• [WRITTEN PROBLEM]
Copy out all lines where "live" appears.

** START RECORDS TO PROCESS **

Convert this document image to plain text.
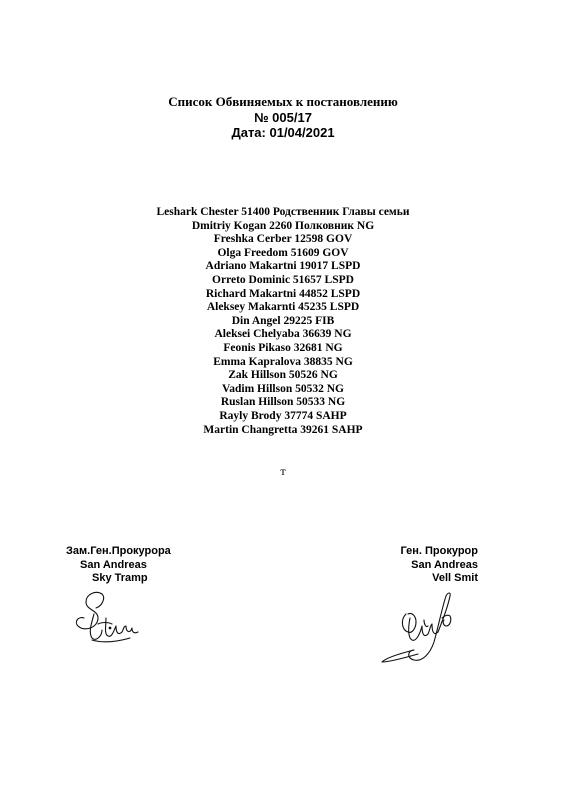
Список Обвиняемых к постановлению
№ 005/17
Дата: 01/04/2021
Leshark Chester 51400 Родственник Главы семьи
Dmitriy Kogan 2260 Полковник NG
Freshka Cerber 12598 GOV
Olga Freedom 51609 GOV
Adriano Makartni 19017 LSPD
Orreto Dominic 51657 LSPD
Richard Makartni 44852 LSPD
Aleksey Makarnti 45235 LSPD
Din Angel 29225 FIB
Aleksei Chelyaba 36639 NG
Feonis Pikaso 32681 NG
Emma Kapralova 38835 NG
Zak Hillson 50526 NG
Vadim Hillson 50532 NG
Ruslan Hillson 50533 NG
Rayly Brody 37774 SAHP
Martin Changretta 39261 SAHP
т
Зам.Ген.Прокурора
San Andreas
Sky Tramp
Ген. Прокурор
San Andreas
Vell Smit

** END RECORDS TO PROCESS **
** START RECORDS TO PROCESS **

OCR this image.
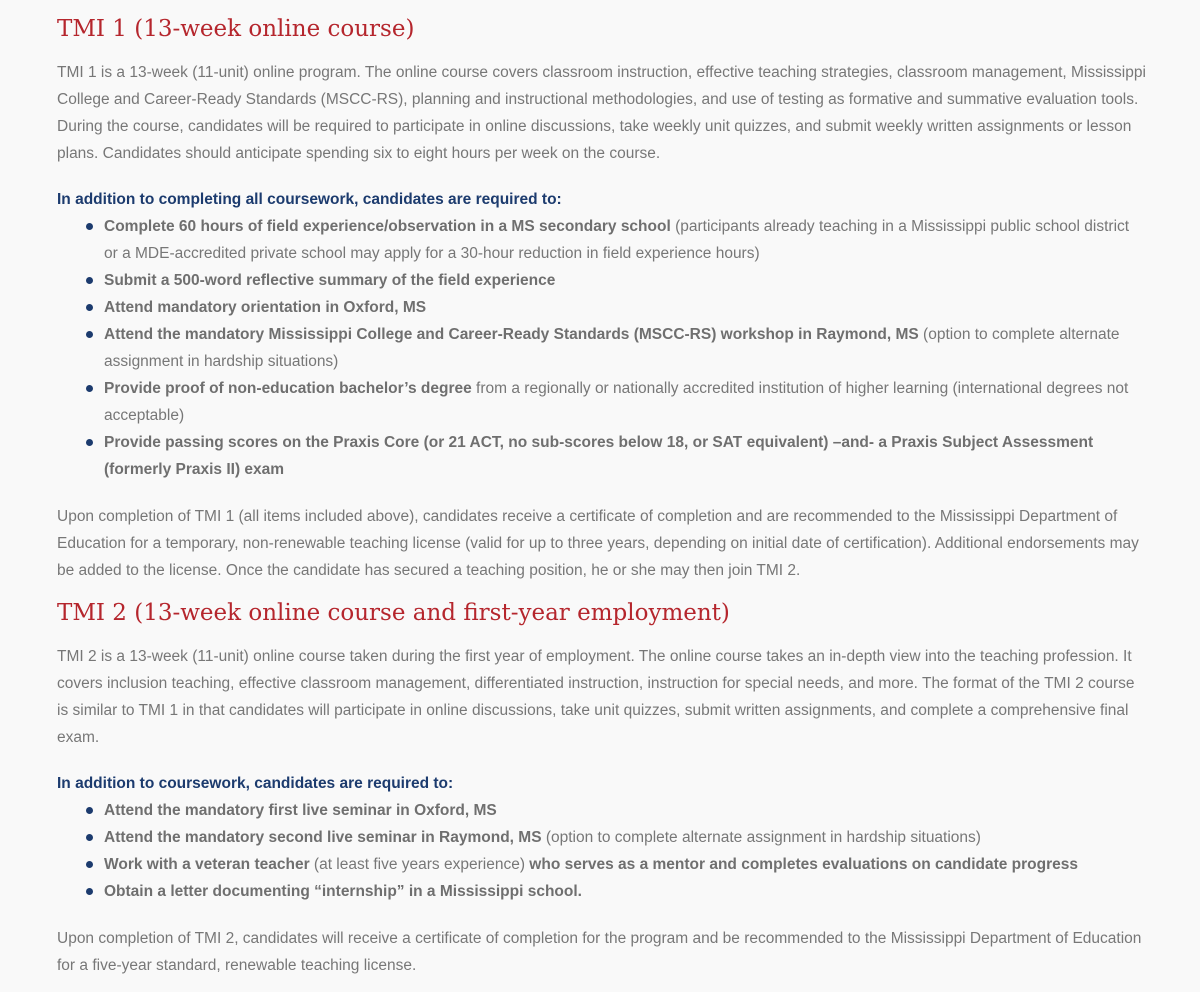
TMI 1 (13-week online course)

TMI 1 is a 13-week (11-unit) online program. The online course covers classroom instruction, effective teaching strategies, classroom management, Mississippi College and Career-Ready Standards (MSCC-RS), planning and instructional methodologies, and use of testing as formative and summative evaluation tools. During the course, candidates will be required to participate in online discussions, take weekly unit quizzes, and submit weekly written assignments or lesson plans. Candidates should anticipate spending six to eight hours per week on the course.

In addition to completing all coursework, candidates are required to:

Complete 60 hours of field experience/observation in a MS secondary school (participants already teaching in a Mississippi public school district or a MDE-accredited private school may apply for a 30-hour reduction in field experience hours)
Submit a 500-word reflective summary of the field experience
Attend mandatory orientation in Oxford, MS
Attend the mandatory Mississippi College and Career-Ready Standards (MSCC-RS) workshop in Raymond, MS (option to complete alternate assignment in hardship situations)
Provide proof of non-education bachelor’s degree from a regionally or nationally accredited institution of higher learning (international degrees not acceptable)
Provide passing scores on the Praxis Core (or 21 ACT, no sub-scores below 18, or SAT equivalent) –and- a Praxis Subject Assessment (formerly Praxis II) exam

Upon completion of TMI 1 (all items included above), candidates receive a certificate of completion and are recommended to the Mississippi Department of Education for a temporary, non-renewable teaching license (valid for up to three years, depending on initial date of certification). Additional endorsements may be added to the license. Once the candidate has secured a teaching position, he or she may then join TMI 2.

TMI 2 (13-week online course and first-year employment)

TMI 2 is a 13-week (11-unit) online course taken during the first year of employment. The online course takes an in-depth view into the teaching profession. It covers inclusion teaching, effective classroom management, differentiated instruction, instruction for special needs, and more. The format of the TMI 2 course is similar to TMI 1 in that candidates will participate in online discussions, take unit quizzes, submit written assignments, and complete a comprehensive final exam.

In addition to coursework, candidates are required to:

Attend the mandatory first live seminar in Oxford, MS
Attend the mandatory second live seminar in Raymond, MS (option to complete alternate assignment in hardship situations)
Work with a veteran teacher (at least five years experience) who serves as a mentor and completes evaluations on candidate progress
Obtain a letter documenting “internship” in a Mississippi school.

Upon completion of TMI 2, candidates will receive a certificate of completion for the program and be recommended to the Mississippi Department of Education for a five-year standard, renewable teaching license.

** END RECORDS TO PROCESS **

• [WRITTEN ANSWER]
Attend the mandatory first live seminar in Oxford, MS
Attend the mandatory second live seminar in Raymond, MS (option to complete alternate assignment in hardship situations)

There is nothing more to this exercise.